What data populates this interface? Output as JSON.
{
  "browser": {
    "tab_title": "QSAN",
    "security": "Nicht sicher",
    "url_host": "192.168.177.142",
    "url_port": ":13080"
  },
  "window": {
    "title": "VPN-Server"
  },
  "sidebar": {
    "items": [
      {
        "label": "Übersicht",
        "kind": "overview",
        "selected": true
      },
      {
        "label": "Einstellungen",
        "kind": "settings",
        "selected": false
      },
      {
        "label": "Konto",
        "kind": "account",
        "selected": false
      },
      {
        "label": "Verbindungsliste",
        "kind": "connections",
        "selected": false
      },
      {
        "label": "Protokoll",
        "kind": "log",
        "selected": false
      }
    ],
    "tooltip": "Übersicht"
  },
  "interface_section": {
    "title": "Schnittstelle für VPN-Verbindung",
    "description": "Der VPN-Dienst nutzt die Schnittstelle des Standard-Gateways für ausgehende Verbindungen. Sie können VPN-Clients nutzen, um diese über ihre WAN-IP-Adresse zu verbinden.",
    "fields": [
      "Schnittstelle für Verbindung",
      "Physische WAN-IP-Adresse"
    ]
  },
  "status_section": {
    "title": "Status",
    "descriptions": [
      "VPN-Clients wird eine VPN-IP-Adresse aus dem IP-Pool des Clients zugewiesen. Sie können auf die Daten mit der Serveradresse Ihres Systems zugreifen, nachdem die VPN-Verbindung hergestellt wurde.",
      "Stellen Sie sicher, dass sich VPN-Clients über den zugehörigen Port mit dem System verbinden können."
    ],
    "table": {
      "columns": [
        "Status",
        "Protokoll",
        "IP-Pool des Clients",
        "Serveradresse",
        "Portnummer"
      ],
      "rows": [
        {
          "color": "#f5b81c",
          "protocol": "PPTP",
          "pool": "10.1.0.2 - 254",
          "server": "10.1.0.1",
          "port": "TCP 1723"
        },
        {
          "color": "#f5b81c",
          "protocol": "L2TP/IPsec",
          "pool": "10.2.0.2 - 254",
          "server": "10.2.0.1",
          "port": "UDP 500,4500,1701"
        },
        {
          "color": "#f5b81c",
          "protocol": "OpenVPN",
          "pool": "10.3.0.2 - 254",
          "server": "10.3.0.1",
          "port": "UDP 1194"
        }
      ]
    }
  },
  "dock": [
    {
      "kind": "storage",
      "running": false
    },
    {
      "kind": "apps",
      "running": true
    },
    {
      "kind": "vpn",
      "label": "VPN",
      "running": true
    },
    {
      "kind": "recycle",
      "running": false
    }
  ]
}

• • • •

* SHORT EXERCISE:
The records above are to be copied in full, exactly as written.

* TASK SOLUTION:
What data populates this interface? Output as JSON.
{
  "browser": {
    "tab_title": "QSAN",
    "security": "Nicht sicher",
    "url_host": "192.168.177.142",
    "url_port": ":13080"
  },
  "window": {
    "title": "VPN-Server"
  },
  "sidebar": {
    "items": [
      {
        "label": "Übersicht",
        "kind": "overview",
        "selected": true
      },
      {
        "label": "Einstellungen",
        "kind": "settings",
        "selected": false
      },
      {
        "label": "Konto",
        "kind": "account",
        "selected": false
      },
      {
        "label": "Verbindungsliste",
        "kind": "connections",
        "selected": false
      },
      {
        "label": "Protokoll",
        "kind": "log",
        "selected": false
      }
    ],
    "tooltip": "Übersicht"
  },
  "interface_section": {
    "title": "Schnittstelle für VPN-Verbindung",
    "description": "Der VPN-Dienst nutzt die Schnittstelle des Standard-Gateways für ausgehende Verbindungen. Sie können VPN-Clients nutzen, um diese über ihre WAN-IP-Adresse zu verbinden.",
    "fields": [
      "Schnittstelle für Verbindung",
      "Physische WAN-IP-Adresse"
    ]
  },
  "status_section": {
    "title": "Status",
    "descriptions": [
      "VPN-Clients wird eine VPN-IP-Adresse aus dem IP-Pool des Clients zugewiesen. Sie können auf die Daten mit der Serveradresse Ihres Systems zugreifen, nachdem die VPN-Verbindung hergestellt wurde.",
      "Stellen Sie sicher, dass sich VPN-Clients über den zugehörigen Port mit dem System verbinden können."
    ],
    "table": {
      "columns": [
        "Status",
        "Protokoll",
        "IP-Pool des Clients",
        "Serveradresse",
        "Portnummer"
      ],
      "rows": [
        {
          "color": "#f5b81c",
          "protocol": "PPTP",
          "pool": "10.1.0.2 - 254",
          "server": "10.1.0.1",
          "port": "TCP 1723"
        },
        {
          "color": "#f5b81c",
          "protocol": "L2TP/IPsec",
          "pool": "10.2.0.2 - 254",
          "server": "10.2.0.1",
          "port": "UDP 500,4500,1701"
        },
        {
          "color": "#f5b81c",
          "protocol": "OpenVPN",
          "pool": "10.3.0.2 - 254",
          "server": "10.3.0.1",
          "port": "UDP 1194"
        }
      ]
    }
  },
  "dock": [
    {
      "kind": "storage",
      "running": false
    },
    {
      "kind": "apps",
      "running": true
    },
    {
      "kind": "vpn",
      "label": "VPN",
      "running": true
    },
    {
      "kind": "recycle",
      "running": false
    }
  ]
}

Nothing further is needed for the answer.